*What you will do*
Please reproduce the listing below line for line and unchanged, omitting only the pictures.

*Given data*

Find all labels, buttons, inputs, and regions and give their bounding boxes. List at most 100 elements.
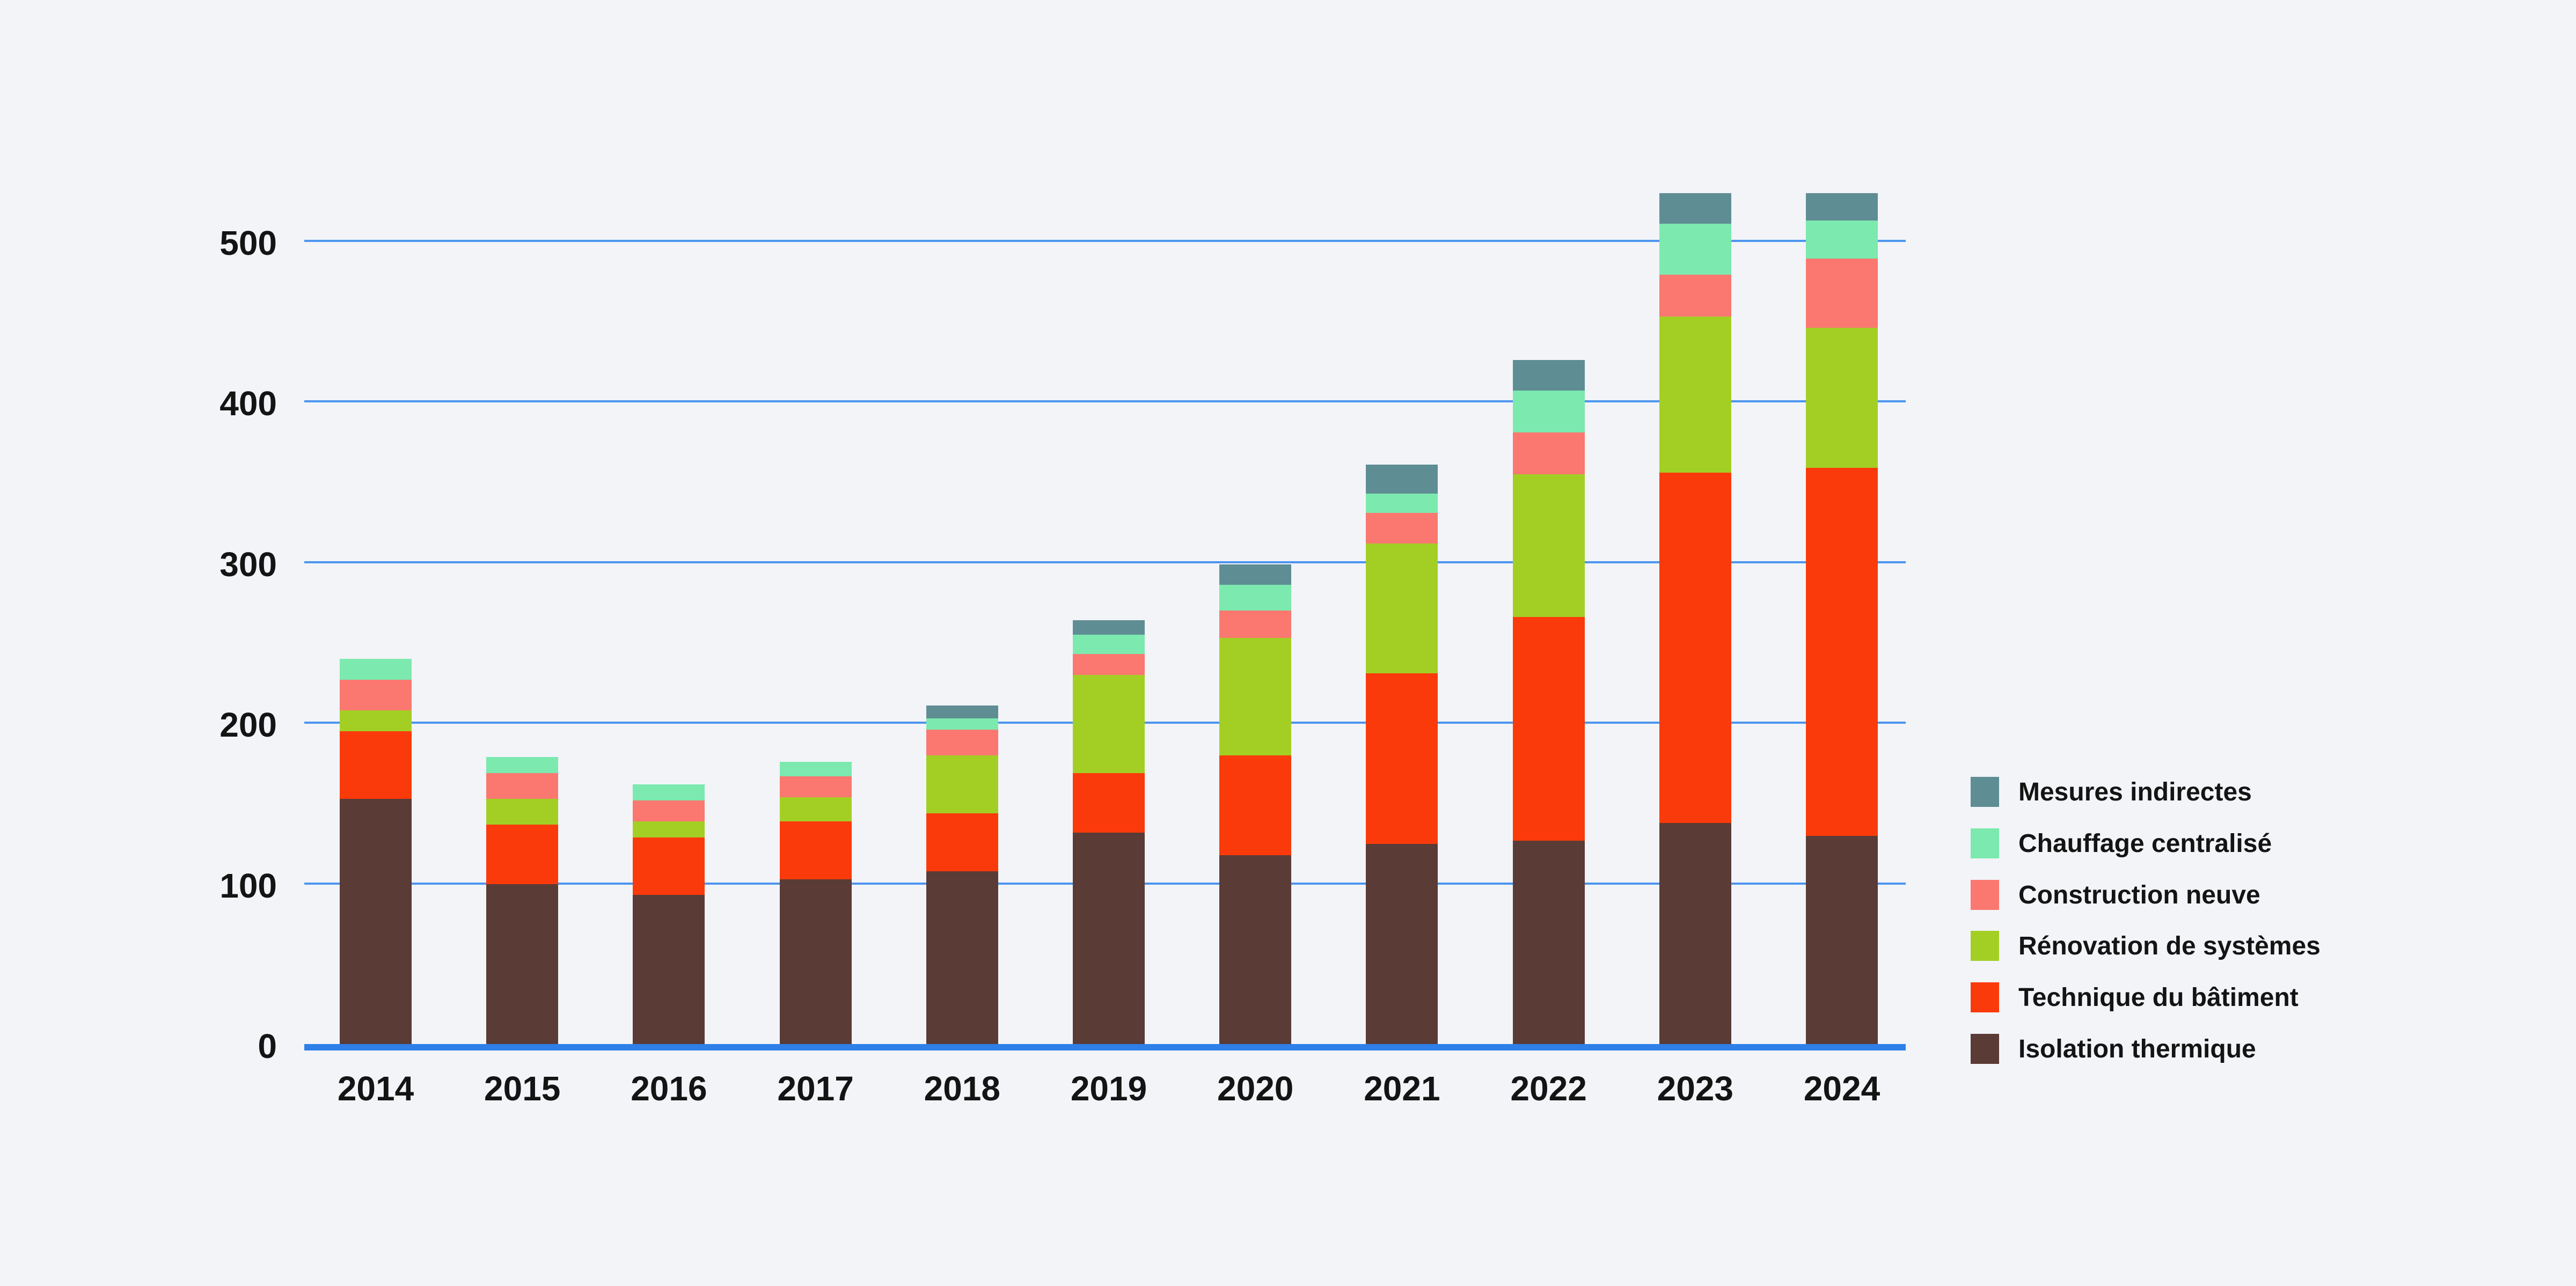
bar-2016 xyxy=(633,0,705,1046)
legend-swatch-icon xyxy=(1971,828,1999,858)
legend-item-Chauffage centralisé: Chauffage centralisé xyxy=(1971,828,2272,858)
legend-swatch-icon xyxy=(1971,1034,1999,1064)
bar-segment-2018-Chauffage centralisé xyxy=(926,718,998,730)
bar-segment-2021-Isolation thermique xyxy=(1366,843,1438,1046)
legend-label: Isolation thermique xyxy=(2018,1034,2256,1063)
bar-2024 xyxy=(1806,0,1878,1046)
bar-segment-2021-Technique du bâtiment xyxy=(1366,673,1438,844)
bar-segment-2015-Chauffage centralisé xyxy=(486,756,559,773)
bar-segment-2024-Chauffage centralisé xyxy=(1806,220,1878,259)
bar-segment-2017-Technique du bâtiment xyxy=(779,821,852,879)
bar-segment-2014-Technique du bâtiment xyxy=(340,731,412,799)
bar-2017 xyxy=(779,0,852,1046)
bar-segment-2018-Mesures indirectes xyxy=(926,706,998,718)
legend-label: Mesures indirectes xyxy=(2018,777,2252,806)
bar-2018 xyxy=(926,0,998,1046)
bar-segment-2018-Rénovation de systèmes xyxy=(926,755,998,813)
bar-segment-2015-Rénovation de systèmes xyxy=(486,798,559,825)
bar-segment-2024-Construction neuve xyxy=(1806,259,1878,328)
gridline-300 xyxy=(304,561,1906,563)
y-axis-tick-label-200: 200 xyxy=(219,706,277,744)
bar-segment-2017-Isolation thermique xyxy=(779,879,852,1046)
bar-segment-2020-Isolation thermique xyxy=(1219,855,1292,1046)
bar-segment-2024-Technique du bâtiment xyxy=(1806,467,1878,836)
bar-segment-2024-Mesures indirectes xyxy=(1806,193,1878,221)
y-axis-tick-label-0: 0 xyxy=(258,1027,277,1065)
bar-segment-2022-Chauffage centralisé xyxy=(1512,391,1585,432)
bar-segment-2017-Construction neuve xyxy=(779,776,852,797)
legend-item-Rénovation de systèmes: Rénovation de systèmes xyxy=(1971,931,2321,961)
x-axis-label-2014: 2014 xyxy=(337,1069,414,1108)
bar-segment-2014-Rénovation de systèmes xyxy=(340,710,412,731)
bar-segment-2023-Chauffage centralisé xyxy=(1659,223,1731,275)
x-axis-label-2021: 2021 xyxy=(1364,1069,1440,1108)
bar-segment-2023-Rénovation de systèmes xyxy=(1659,317,1731,473)
bar-2014 xyxy=(340,0,412,1046)
bar-segment-2018-Technique du bâtiment xyxy=(926,813,998,871)
bar-segment-2021-Rénovation de systèmes xyxy=(1366,543,1438,674)
x-axis-label-2018: 2018 xyxy=(924,1069,1000,1108)
legend-item-Technique du bâtiment: Technique du bâtiment xyxy=(1971,982,2299,1012)
bar-segment-2017-Rénovation de systèmes xyxy=(779,797,852,821)
legend-label: Construction neuve xyxy=(2018,880,2260,909)
x-axis-label-2023: 2023 xyxy=(1657,1069,1733,1108)
bar-segment-2016-Rénovation de systèmes xyxy=(633,821,705,837)
bar-segment-2018-Construction neuve xyxy=(926,729,998,755)
bar-2022 xyxy=(1512,0,1585,1046)
bar-2023 xyxy=(1659,0,1731,1046)
legend-item-Mesures indirectes: Mesures indirectes xyxy=(1971,777,2252,807)
legend-swatch-icon xyxy=(1971,931,1999,961)
bar-segment-2020-Rénovation de systèmes xyxy=(1219,638,1292,755)
bar-segment-2014-Chauffage centralisé xyxy=(340,659,412,680)
y-axis-tick-label-300: 300 xyxy=(219,545,277,584)
bar-segment-2024-Rénovation de systèmes xyxy=(1806,328,1878,468)
bar-segment-2022-Mesures indirectes xyxy=(1512,360,1585,391)
legend-item-Construction neuve: Construction neuve xyxy=(1971,880,2260,910)
bar-segment-2019-Mesures indirectes xyxy=(1073,620,1145,635)
bar-segment-2014-Construction neuve xyxy=(340,680,412,711)
bar-segment-2016-Chauffage centralisé xyxy=(633,784,705,800)
gridline-500 xyxy=(304,239,1906,242)
bar-2020 xyxy=(1219,0,1292,1046)
bar-segment-2015-Technique du bâtiment xyxy=(486,824,559,884)
bar-segment-2020-Construction neuve xyxy=(1219,611,1292,638)
bar-segment-2019-Construction neuve xyxy=(1073,654,1145,675)
bar-2019 xyxy=(1073,0,1145,1046)
bar-segment-2024-Isolation thermique xyxy=(1806,835,1878,1046)
bar-segment-2019-Rénovation de systèmes xyxy=(1073,675,1145,773)
y-axis-tick-label-400: 400 xyxy=(219,384,277,423)
bar-segment-2022-Construction neuve xyxy=(1512,432,1585,474)
bar-segment-2022-Isolation thermique xyxy=(1512,840,1585,1046)
bar-segment-2022-Rénovation de systèmes xyxy=(1512,474,1585,618)
x-axis-label-2015: 2015 xyxy=(484,1069,561,1108)
y-axis-tick-label-100: 100 xyxy=(219,866,277,905)
gridline-400 xyxy=(304,400,1906,402)
bar-segment-2023-Mesures indirectes xyxy=(1659,193,1731,224)
x-axis-label-2020: 2020 xyxy=(1217,1069,1294,1108)
legend-label: Rénovation de systèmes xyxy=(2018,931,2321,960)
bar-segment-2021-Mesures indirectes xyxy=(1366,464,1438,494)
legend-swatch-icon xyxy=(1971,777,1999,807)
bar-segment-2021-Construction neuve xyxy=(1366,512,1438,543)
legend-swatch-icon xyxy=(1971,982,1999,1012)
x-axis-label-2022: 2022 xyxy=(1510,1069,1587,1108)
bar-segment-2019-Technique du bâtiment xyxy=(1073,773,1145,833)
bar-segment-2020-Technique du bâtiment xyxy=(1219,755,1292,855)
bar-segment-2023-Construction neuve xyxy=(1659,275,1731,317)
bar-2015 xyxy=(486,0,559,1046)
bar-2021 xyxy=(1366,0,1438,1046)
x-axis-label-2016: 2016 xyxy=(631,1069,707,1108)
bar-segment-2015-Isolation thermique xyxy=(486,884,559,1046)
bar-segment-2018-Isolation thermique xyxy=(926,871,998,1046)
legend-swatch-icon xyxy=(1971,880,1999,910)
y-axis-tick-label-500: 500 xyxy=(219,223,277,262)
bar-segment-2016-Isolation thermique xyxy=(633,895,705,1046)
bar-segment-2020-Chauffage centralisé xyxy=(1219,585,1292,611)
bar-segment-2019-Chauffage centralisé xyxy=(1073,635,1145,655)
bar-segment-2023-Isolation thermique xyxy=(1659,822,1731,1046)
bar-segment-2023-Technique du bâtiment xyxy=(1659,472,1731,823)
bar-segment-2022-Technique du bâtiment xyxy=(1512,617,1585,841)
x-axis-baseline xyxy=(304,1044,1906,1050)
x-axis-label-2019: 2019 xyxy=(1070,1069,1147,1108)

*Response for this exercise*
Find all labels, buttons, inputs, and regions and give their bounding boxes. List at most 100 elements.
bar-2016 xyxy=(633,0,705,1046)
legend-swatch-icon xyxy=(1971,828,1999,858)
legend-item-Chauffage centralisé: Chauffage centralisé xyxy=(1971,828,2272,858)
legend-swatch-icon xyxy=(1971,1034,1999,1064)
bar-segment-2018-Chauffage centralisé xyxy=(926,718,998,730)
bar-segment-2021-Isolation thermique xyxy=(1366,843,1438,1046)
legend-label: Isolation thermique xyxy=(2018,1034,2256,1063)
bar-2024 xyxy=(1806,0,1878,1046)
bar-segment-2021-Technique du bâtiment xyxy=(1366,673,1438,844)
bar-segment-2015-Chauffage centralisé xyxy=(486,756,559,773)
bar-segment-2024-Chauffage centralisé xyxy=(1806,220,1878,259)
bar-segment-2017-Technique du bâtiment xyxy=(779,821,852,879)
bar-segment-2014-Technique du bâtiment xyxy=(340,731,412,799)
bar-2017 xyxy=(779,0,852,1046)
bar-segment-2018-Mesures indirectes xyxy=(926,706,998,718)
legend-label: Mesures indirectes xyxy=(2018,777,2252,806)
bar-2018 xyxy=(926,0,998,1046)
bar-segment-2018-Rénovation de systèmes xyxy=(926,755,998,813)
bar-segment-2015-Rénovation de systèmes xyxy=(486,798,559,825)
bar-segment-2024-Construction neuve xyxy=(1806,259,1878,328)
gridline-300 xyxy=(304,561,1906,563)
y-axis-tick-label-200: 200 xyxy=(219,706,277,744)
bar-segment-2017-Isolation thermique xyxy=(779,879,852,1046)
bar-segment-2020-Isolation thermique xyxy=(1219,855,1292,1046)
bar-segment-2024-Technique du bâtiment xyxy=(1806,467,1878,836)
bar-segment-2024-Mesures indirectes xyxy=(1806,193,1878,221)
y-axis-tick-label-0: 0 xyxy=(258,1027,277,1065)
bar-segment-2022-Chauffage centralisé xyxy=(1512,391,1585,432)
bar-segment-2017-Construction neuve xyxy=(779,776,852,797)
legend-item-Rénovation de systèmes: Rénovation de systèmes xyxy=(1971,931,2321,961)
x-axis-label-2014: 2014 xyxy=(337,1069,414,1108)
bar-segment-2014-Rénovation de systèmes xyxy=(340,710,412,731)
bar-segment-2023-Chauffage centralisé xyxy=(1659,223,1731,275)
x-axis-label-2021: 2021 xyxy=(1364,1069,1440,1108)
bar-segment-2023-Rénovation de systèmes xyxy=(1659,317,1731,473)
bar-2014 xyxy=(340,0,412,1046)
bar-segment-2018-Technique du bâtiment xyxy=(926,813,998,871)
bar-segment-2021-Rénovation de systèmes xyxy=(1366,543,1438,674)
x-axis-label-2018: 2018 xyxy=(924,1069,1000,1108)
legend-item-Technique du bâtiment: Technique du bâtiment xyxy=(1971,982,2299,1012)
bar-segment-2017-Rénovation de systèmes xyxy=(779,797,852,821)
legend-label: Construction neuve xyxy=(2018,880,2260,909)
x-axis-label-2023: 2023 xyxy=(1657,1069,1733,1108)
bar-segment-2016-Rénovation de systèmes xyxy=(633,821,705,837)
bar-segment-2018-Construction neuve xyxy=(926,729,998,755)
bar-2022 xyxy=(1512,0,1585,1046)
bar-2023 xyxy=(1659,0,1731,1046)
legend-item-Mesures indirectes: Mesures indirectes xyxy=(1971,777,2252,807)
legend-swatch-icon xyxy=(1971,931,1999,961)
bar-segment-2020-Rénovation de systèmes xyxy=(1219,638,1292,755)
bar-segment-2014-Chauffage centralisé xyxy=(340,659,412,680)
y-axis-tick-label-300: 300 xyxy=(219,545,277,584)
bar-segment-2024-Rénovation de systèmes xyxy=(1806,328,1878,468)
bar-segment-2022-Mesures indirectes xyxy=(1512,360,1585,391)
legend-item-Construction neuve: Construction neuve xyxy=(1971,880,2260,910)
bar-segment-2019-Mesures indirectes xyxy=(1073,620,1145,635)
bar-segment-2014-Construction neuve xyxy=(340,680,412,711)
bar-segment-2016-Chauffage centralisé xyxy=(633,784,705,800)
gridline-500 xyxy=(304,239,1906,242)
bar-2020 xyxy=(1219,0,1292,1046)
bar-segment-2015-Technique du bâtiment xyxy=(486,824,559,884)
bar-segment-2020-Construction neuve xyxy=(1219,611,1292,638)
bar-segment-2019-Construction neuve xyxy=(1073,654,1145,675)
bar-2019 xyxy=(1073,0,1145,1046)
bar-segment-2024-Isolation thermique xyxy=(1806,835,1878,1046)
bar-segment-2019-Rénovation de systèmes xyxy=(1073,675,1145,773)
y-axis-tick-label-400: 400 xyxy=(219,384,277,423)
bar-segment-2022-Construction neuve xyxy=(1512,432,1585,474)
bar-segment-2022-Isolation thermique xyxy=(1512,840,1585,1046)
bar-segment-2022-Rénovation de systèmes xyxy=(1512,474,1585,618)
x-axis-label-2015: 2015 xyxy=(484,1069,561,1108)
y-axis-tick-label-100: 100 xyxy=(219,866,277,905)
gridline-400 xyxy=(304,400,1906,402)
bar-segment-2023-Mesures indirectes xyxy=(1659,193,1731,224)
x-axis-label-2020: 2020 xyxy=(1217,1069,1294,1108)
legend-label: Rénovation de systèmes xyxy=(2018,931,2321,960)
bar-segment-2021-Mesures indirectes xyxy=(1366,464,1438,494)
legend-swatch-icon xyxy=(1971,777,1999,807)
bar-segment-2021-Construction neuve xyxy=(1366,512,1438,543)
legend-swatch-icon xyxy=(1971,982,1999,1012)
x-axis-label-2022: 2022 xyxy=(1510,1069,1587,1108)
bar-segment-2019-Technique du bâtiment xyxy=(1073,773,1145,833)
bar-segment-2020-Technique du bâtiment xyxy=(1219,755,1292,855)
bar-segment-2023-Construction neuve xyxy=(1659,275,1731,317)
bar-2015 xyxy=(486,0,559,1046)
bar-2021 xyxy=(1366,0,1438,1046)
x-axis-label-2016: 2016 xyxy=(631,1069,707,1108)
bar-segment-2015-Isolation thermique xyxy=(486,884,559,1046)
bar-segment-2018-Isolation thermique xyxy=(926,871,998,1046)
legend-swatch-icon xyxy=(1971,880,1999,910)
y-axis-tick-label-500: 500 xyxy=(219,223,277,262)
bar-segment-2016-Isolation thermique xyxy=(633,895,705,1046)
bar-segment-2020-Chauffage centralisé xyxy=(1219,585,1292,611)
bar-segment-2019-Chauffage centralisé xyxy=(1073,635,1145,655)
bar-segment-2023-Isolation thermique xyxy=(1659,822,1731,1046)
bar-segment-2023-Technique du bâtiment xyxy=(1659,472,1731,823)
bar-segment-2022-Technique du bâtiment xyxy=(1512,617,1585,841)
x-axis-baseline xyxy=(304,1044,1906,1050)
x-axis-label-2019: 2019 xyxy=(1070,1069,1147,1108)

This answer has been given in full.